Aim of the task =>
Return every line of the listing below word for word, from the first line to the last.
----
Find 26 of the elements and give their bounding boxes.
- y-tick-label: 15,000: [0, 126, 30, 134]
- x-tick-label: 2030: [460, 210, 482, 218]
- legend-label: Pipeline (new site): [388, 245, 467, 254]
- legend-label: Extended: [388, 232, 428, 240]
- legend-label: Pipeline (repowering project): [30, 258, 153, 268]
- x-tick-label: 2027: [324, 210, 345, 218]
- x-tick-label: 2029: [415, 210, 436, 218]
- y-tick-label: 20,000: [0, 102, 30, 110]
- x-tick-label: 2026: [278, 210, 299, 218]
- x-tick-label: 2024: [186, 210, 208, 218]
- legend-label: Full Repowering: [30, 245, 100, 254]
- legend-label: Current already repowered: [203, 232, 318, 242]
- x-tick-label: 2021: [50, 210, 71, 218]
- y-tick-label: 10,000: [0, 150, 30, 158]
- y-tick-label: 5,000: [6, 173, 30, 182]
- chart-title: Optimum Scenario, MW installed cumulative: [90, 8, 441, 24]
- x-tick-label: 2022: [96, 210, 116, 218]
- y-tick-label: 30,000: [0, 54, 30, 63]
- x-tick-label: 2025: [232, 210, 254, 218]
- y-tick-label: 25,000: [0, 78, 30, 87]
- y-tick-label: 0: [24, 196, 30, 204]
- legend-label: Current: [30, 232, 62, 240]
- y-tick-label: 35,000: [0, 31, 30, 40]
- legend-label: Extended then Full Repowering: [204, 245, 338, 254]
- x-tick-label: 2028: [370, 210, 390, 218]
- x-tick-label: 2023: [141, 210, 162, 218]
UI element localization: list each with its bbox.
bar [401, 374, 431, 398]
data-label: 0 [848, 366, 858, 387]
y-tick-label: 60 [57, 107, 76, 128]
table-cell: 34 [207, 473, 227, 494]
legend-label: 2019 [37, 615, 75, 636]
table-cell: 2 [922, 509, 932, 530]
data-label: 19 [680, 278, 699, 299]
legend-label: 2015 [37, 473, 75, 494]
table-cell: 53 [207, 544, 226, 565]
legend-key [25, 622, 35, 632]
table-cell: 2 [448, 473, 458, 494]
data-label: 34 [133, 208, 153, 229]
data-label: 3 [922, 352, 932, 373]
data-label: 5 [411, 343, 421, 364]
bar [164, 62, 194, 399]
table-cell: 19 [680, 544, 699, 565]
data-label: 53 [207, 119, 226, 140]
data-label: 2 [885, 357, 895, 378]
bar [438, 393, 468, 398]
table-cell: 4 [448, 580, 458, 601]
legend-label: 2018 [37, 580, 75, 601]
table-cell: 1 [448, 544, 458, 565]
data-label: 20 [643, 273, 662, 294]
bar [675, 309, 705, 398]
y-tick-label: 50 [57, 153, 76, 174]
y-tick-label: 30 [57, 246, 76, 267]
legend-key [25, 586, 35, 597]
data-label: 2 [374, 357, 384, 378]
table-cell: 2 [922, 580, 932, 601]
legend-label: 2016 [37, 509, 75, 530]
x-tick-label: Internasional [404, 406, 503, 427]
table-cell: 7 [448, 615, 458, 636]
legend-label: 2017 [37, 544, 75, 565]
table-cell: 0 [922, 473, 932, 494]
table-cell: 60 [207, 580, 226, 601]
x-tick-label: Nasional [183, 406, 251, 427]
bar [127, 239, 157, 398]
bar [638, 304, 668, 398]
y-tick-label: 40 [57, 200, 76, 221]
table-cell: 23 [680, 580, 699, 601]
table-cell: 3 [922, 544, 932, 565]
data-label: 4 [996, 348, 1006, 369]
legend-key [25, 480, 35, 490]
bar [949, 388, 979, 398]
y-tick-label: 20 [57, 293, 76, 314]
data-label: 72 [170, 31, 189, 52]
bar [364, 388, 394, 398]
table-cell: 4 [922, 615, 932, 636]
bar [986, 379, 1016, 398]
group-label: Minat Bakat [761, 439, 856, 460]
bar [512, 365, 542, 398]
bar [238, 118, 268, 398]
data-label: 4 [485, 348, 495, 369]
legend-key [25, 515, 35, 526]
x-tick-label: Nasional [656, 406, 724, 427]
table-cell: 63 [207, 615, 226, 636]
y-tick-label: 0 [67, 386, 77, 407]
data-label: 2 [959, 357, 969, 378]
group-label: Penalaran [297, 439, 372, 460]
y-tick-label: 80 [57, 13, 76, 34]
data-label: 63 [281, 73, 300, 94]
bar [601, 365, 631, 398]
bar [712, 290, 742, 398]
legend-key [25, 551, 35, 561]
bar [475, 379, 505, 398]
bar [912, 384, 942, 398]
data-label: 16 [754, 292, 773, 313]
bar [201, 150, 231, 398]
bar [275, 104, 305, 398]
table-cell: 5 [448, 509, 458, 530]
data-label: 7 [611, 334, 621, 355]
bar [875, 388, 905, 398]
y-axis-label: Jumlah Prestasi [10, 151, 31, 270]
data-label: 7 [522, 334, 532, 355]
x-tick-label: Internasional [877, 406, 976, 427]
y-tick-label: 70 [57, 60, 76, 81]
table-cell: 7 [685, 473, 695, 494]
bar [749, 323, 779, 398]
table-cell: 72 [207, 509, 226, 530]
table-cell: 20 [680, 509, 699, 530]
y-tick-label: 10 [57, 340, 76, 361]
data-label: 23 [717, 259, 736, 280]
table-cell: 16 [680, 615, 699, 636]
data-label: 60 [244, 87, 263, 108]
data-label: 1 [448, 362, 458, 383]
----
Reply =>
Find 26 of the elements and give their bounding boxes.
- y-tick-label: 15,000: [0, 126, 30, 134]
- x-tick-label: 2030: [460, 210, 482, 218]
- legend-label: Pipeline (new site): [388, 245, 467, 254]
- legend-label: Extended: [388, 232, 428, 240]
- legend-label: Pipeline (repowering project): [30, 258, 153, 268]
- x-tick-label: 2027: [324, 210, 345, 218]
- x-tick-label: 2029: [415, 210, 436, 218]
- y-tick-label: 20,000: [0, 102, 30, 110]
- x-tick-label: 2026: [278, 210, 299, 218]
- x-tick-label: 2024: [186, 210, 208, 218]
- legend-label: Full Repowering: [30, 245, 100, 254]
- legend-label: Current already repowered: [203, 232, 318, 242]
- x-tick-label: 2021: [50, 210, 71, 218]
- y-tick-label: 10,000: [0, 150, 30, 158]
- y-tick-label: 5,000: [6, 173, 30, 182]
- chart-title: Optimum Scenario, MW installed cumulative: [90, 8, 441, 24]
- x-tick-label: 2022: [96, 210, 116, 218]
- y-tick-label: 30,000: [0, 54, 30, 63]
- x-tick-label: 2025: [232, 210, 254, 218]
- y-tick-label: 25,000: [0, 78, 30, 87]
- y-tick-label: 0: [24, 196, 30, 204]
- legend-label: Current: [30, 232, 62, 240]
- y-tick-label: 35,000: [0, 31, 30, 40]
- legend-label: Extended then Full Repowering: [204, 245, 338, 254]
- x-tick-label: 2028: [370, 210, 390, 218]
- x-tick-label: 2023: [141, 210, 162, 218]
UI element localization: list each with its bbox.
bar [401, 374, 431, 398]
data-label: 0 [848, 366, 858, 387]
y-tick-label: 60 [57, 107, 76, 128]
table-cell: 34 [207, 473, 227, 494]
legend-label: 2019 [37, 615, 75, 636]
table-cell: 2 [922, 509, 932, 530]
data-label: 19 [680, 278, 699, 299]
legend-label: 2015 [37, 473, 75, 494]
table-cell: 53 [207, 544, 226, 565]
legend-key [25, 622, 35, 632]
table-cell: 2 [448, 473, 458, 494]
data-label: 34 [133, 208, 153, 229]
data-label: 3 [922, 352, 932, 373]
data-label: 5 [411, 343, 421, 364]
bar [164, 62, 194, 399]
table-cell: 19 [680, 544, 699, 565]
data-label: 53 [207, 119, 226, 140]
data-label: 2 [885, 357, 895, 378]
bar [438, 393, 468, 398]
table-cell: 4 [448, 580, 458, 601]
legend-label: 2018 [37, 580, 75, 601]
table-cell: 1 [448, 544, 458, 565]
data-label: 20 [643, 273, 662, 294]
bar [675, 309, 705, 398]
y-tick-label: 50 [57, 153, 76, 174]
y-tick-label: 30 [57, 246, 76, 267]
legend-key [25, 586, 35, 597]
data-label: 2 [374, 357, 384, 378]
table-cell: 2 [922, 580, 932, 601]
legend-label: 2016 [37, 509, 75, 530]
x-tick-label: Internasional [404, 406, 503, 427]
table-cell: 7 [448, 615, 458, 636]
legend-label: 2017 [37, 544, 75, 565]
table-cell: 0 [922, 473, 932, 494]
table-cell: 60 [207, 580, 226, 601]
x-tick-label: Nasional [183, 406, 251, 427]
bar [127, 239, 157, 398]
bar [638, 304, 668, 398]
y-tick-label: 40 [57, 200, 76, 221]
table-cell: 23 [680, 580, 699, 601]
table-cell: 3 [922, 544, 932, 565]
data-label: 4 [996, 348, 1006, 369]
legend-key [25, 480, 35, 490]
bar [949, 388, 979, 398]
y-tick-label: 20 [57, 293, 76, 314]
data-label: 72 [170, 31, 189, 52]
bar [364, 388, 394, 398]
table-cell: 4 [922, 615, 932, 636]
bar [986, 379, 1016, 398]
group-label: Minat Bakat [761, 439, 856, 460]
bar [512, 365, 542, 398]
bar [238, 118, 268, 398]
data-label: 4 [485, 348, 495, 369]
legend-key [25, 515, 35, 526]
x-tick-label: Nasional [656, 406, 724, 427]
table-cell: 63 [207, 615, 226, 636]
y-tick-label: 0 [67, 386, 77, 407]
data-label: 2 [959, 357, 969, 378]
group-label: Penalaran [297, 439, 372, 460]
y-tick-label: 80 [57, 13, 76, 34]
data-label: 63 [281, 73, 300, 94]
bar [601, 365, 631, 398]
bar [712, 290, 742, 398]
legend-key [25, 551, 35, 561]
bar [475, 379, 505, 398]
bar [912, 384, 942, 398]
data-label: 16 [754, 292, 773, 313]
bar [201, 150, 231, 398]
bar [275, 104, 305, 398]
table-cell: 5 [448, 509, 458, 530]
data-label: 7 [611, 334, 621, 355]
bar [875, 388, 905, 398]
y-axis-label: Jumlah Prestasi [10, 151, 31, 270]
data-label: 7 [522, 334, 532, 355]
x-tick-label: Internasional [877, 406, 976, 427]
y-tick-label: 70 [57, 60, 76, 81]
table-cell: 7 [685, 473, 695, 494]
bar [749, 323, 779, 398]
table-cell: 72 [207, 509, 226, 530]
table-cell: 20 [680, 509, 699, 530]
y-tick-label: 10 [57, 340, 76, 361]
data-label: 23 [717, 259, 736, 280]
table-cell: 16 [680, 615, 699, 636]
data-label: 60 [244, 87, 263, 108]
data-label: 1 [448, 362, 458, 383]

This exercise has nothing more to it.